Every line of the data that contains the string "heading" must be copied.

********************

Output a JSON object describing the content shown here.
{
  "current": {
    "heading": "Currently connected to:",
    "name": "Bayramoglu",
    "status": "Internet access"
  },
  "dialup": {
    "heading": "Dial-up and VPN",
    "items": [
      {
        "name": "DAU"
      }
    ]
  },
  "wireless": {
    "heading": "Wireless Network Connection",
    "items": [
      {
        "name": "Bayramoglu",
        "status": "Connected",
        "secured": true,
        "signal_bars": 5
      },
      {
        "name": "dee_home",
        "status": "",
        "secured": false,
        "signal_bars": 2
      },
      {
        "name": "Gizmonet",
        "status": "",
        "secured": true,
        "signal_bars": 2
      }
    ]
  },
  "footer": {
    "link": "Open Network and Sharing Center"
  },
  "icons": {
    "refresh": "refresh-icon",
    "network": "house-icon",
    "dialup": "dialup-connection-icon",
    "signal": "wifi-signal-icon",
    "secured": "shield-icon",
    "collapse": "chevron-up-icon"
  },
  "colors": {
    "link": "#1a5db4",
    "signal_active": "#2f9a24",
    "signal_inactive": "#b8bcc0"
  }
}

********************

Task answer
    "heading": "Currently connected to:",
    "heading": "Dial-up and VPN",
    "heading": "Wireless Network Connection",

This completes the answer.